**GIVEN TASK:** Wherever a line holds the word "solution", copy that line out.

* Begin TASK MATERIAL *

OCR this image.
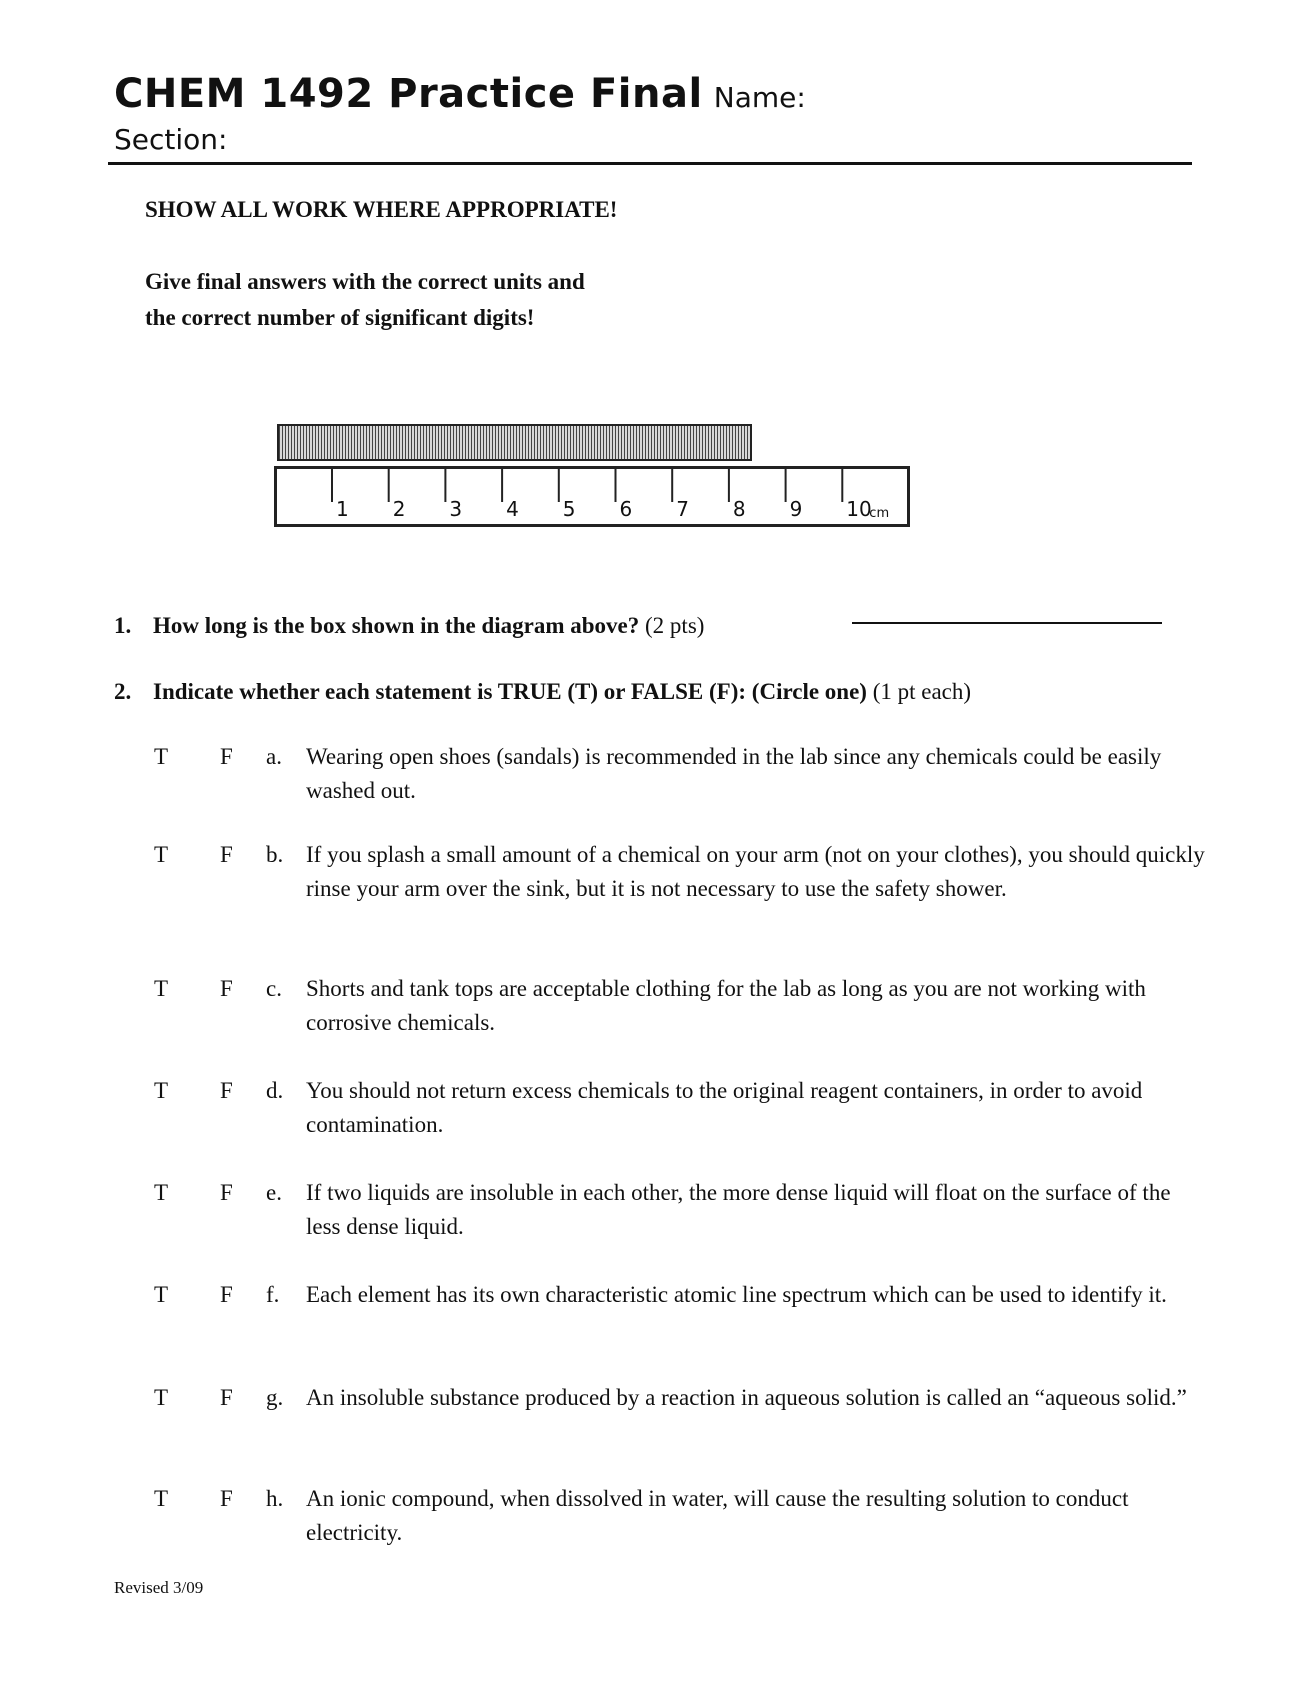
CHEM 1492 Practice Final Name:
Section:
SHOW ALL WORK WHERE APPROPRIATE!
Give final answers with the correct units and
the correct number of significant digits!
1 2 3 4 5 6 7 8 9 10
cm
1. How long is the box shown in the diagram above? (2 pts)
2. Indicate whether each statement is TRUE (T) or FALSE (F): (Circle one) (1 pt each)
T F a. Wearing open shoes (sandals) is recommended in the lab since any chemicals could be easily washed out.
T F b. If you splash a small amount of a chemical on your arm (not on your clothes), you should quickly rinse your arm over the sink, but it is not necessary to use the safety shower.
T F c. Shorts and tank tops are acceptable clothing for the lab as long as you are not working with corrosive chemicals.
T F d. You should not return excess chemicals to the original reagent containers, in order to avoid contamination.
T F e. If two liquids are insoluble in each other, the more dense liquid will float on the surface of the less dense liquid.
T F f. Each element has its own characteristic atomic line spectrum which can be used to identify it.
T F g. An insoluble substance produced by a reaction in aqueous solution is called an “aqueous solid.”
T F h. An ionic compound, when dissolved in water, will cause the resulting solution to conduct electricity.
Revised 3/09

* End TASK MATERIAL *

**FULL RESPONSE:**
T F g. An insoluble substance produced by a reaction in aqueous solution is called an “aqueous solid.”
T F h. An ionic compound, when dissolved in water, will cause the resulting solution to conduct electricity.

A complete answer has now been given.